> [Extract to read]
[wimtv] Add extractor (#161)

Added support for VODs, live and embeds Authored by: nixxo
2025-04-14 00:27:11 +00:00 · 2021-03-11 08:58:51 +01:00 · 2021-03-11 08:58:51 +01:00 · e4edeb6226
commit e4edeb6226
parent d488e254d9
3 changed files with 179 additions and 0 deletions
--- a/yt_dlp/extractor/extractors.py
+++ b/yt_dlp/extractor/extractors.py
@ -1559,6 +1559,7 @@ from .weibo import (
    WeiboMobileIE
 )
 from .weiqitv import WeiqiTVIE
+from .wimtv import WimTVIE
 from .wistia import (
    WistiaIE,
    WistiaPlaylistIE,
--- a/yt_dlp/extractor/generic.py
+++ b/yt_dlp/extractor/generic.py
@ -134,6 +134,7 @@ from .rumble import RumbleEmbedIE
 from .arcpublishing import ArcPublishingIE
 from .medialaan import MedialaanIE
 from .simplecast import SimplecastIE
+from .wimtv import WimTVIE


 class GenericIE(InfoExtractor):
@ -2250,6 +2251,15 @@ class GenericIE(InfoExtractor):
            },
            'playlist_mincount': 52,
        },
+        {
+            # WimTv embed player
+            'url': 'http://www.msmotor.tv/wearefmi-pt-2-2021/',
+            'info_dict': {
+                'id': 'wearefmi-pt-2-2021',
+                'title': '#WEAREFMI – PT.2 – 2021 – MsMotorTV',
+            },
+            'playlist_count': 1,
+        },
    ]

    def report_following_redirect(self, new_url):
@ -3350,6 +3360,11 @@ class GenericIE(InfoExtractor):
            return self.playlist_from_matches(
                rcs_urls, video_id, video_title, ie=RCSEmbedsIE.ie_key())

> [What you will do]
1/ Answer these questions about the WimTV commit:
(a) How many files does it change, and how many lines does it add and delete?
(b) What import line does it add to both extractors.py and generic.py?
(c) What playlist count does its new test case expect?
2/ Please rewrite the test case in the WimTV commit that begins "# WimTv embed player" as a short list that keeps its main facts.
3/ Carry the WimTV commit on from its last line.
The material that comes next is separate from the WimTV commit.

> [Provided data]
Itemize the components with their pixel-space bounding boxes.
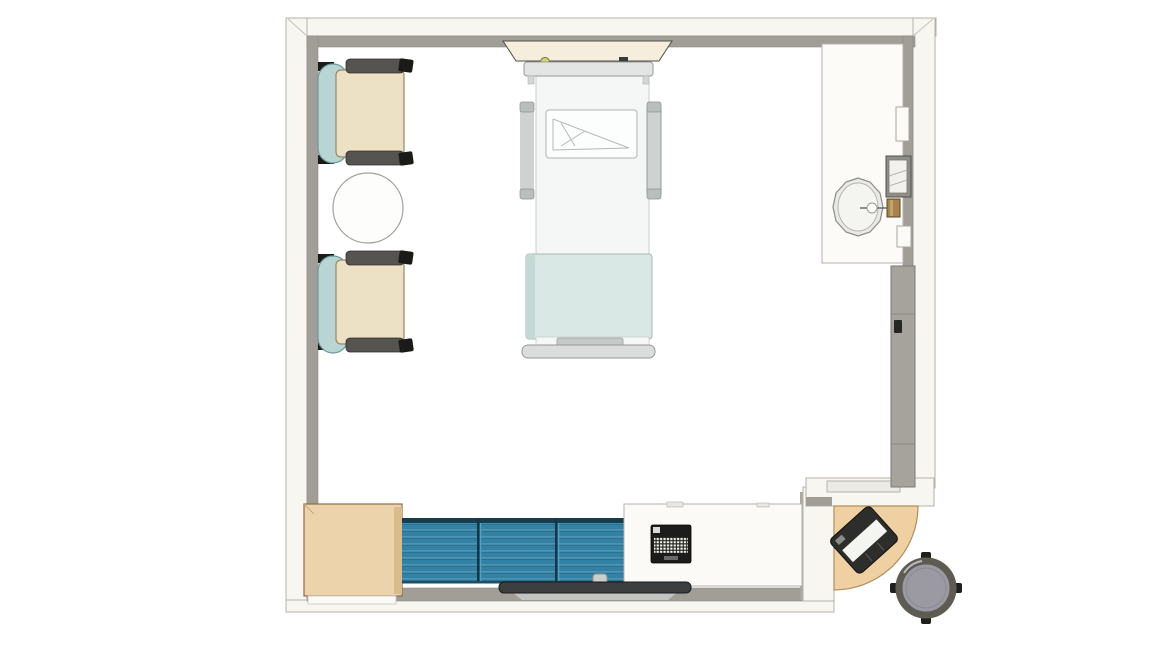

> [Results by task]
1/
(a) It changes 3 files, with 179 additions and 0 deletions.
(b) from .wimtv import WimTVIE
(c) 1

2/
- Purpose: WimTv embed player
- URL: http://www.msmotor.tv/wearefmi-pt-2-2021/
- Expected id: wearefmi-pt-2-2021
- Expected title: #WEAREFMI – PT.2 – 2021 – MsMotorTV
- Expected playlist count: 1

3/
+        wimtv_urls = WimTVIE._extract_urls(webpage)
+        if wimtv_urls:
+            return self.playlist_from_matches(
+                wimtv_urls, video_id, video_title, ie=WimTVIE.ie_key())
+
        bitchute_urls = BitChuteIE._extract_urls(webpage)
        if bitchute_urls:
            return self.playlist_from_matches(
--- a/yt_dlp/extractor/wimtv.py
+++ b/yt_dlp/extractor/wimtv.py
@ -0,0 +1,163 @@
+# coding: utf-8
+from __future__ import unicode_literals
+
+import re
+
+from .common import InfoExtractor
+from ..utils import (
+    determine_ext,
+    parse_duration,
+    urlencode_postdata,
+    ExtractorError,
+)
+
+
+class WimTVIE(InfoExtractor):
+    _player = None
+    _UUID_RE = r'[\da-f]{8}-[\da-f]{4}-[\da-f]{4}-[\da-f]{4}-[\da-f]{12}'
+    _VALID_URL = r'''(?x)
+        https?://platform.wim.tv/
+        (?:
+            (?:embed/)?\?
+            |\#/webtv/.+?/
+        )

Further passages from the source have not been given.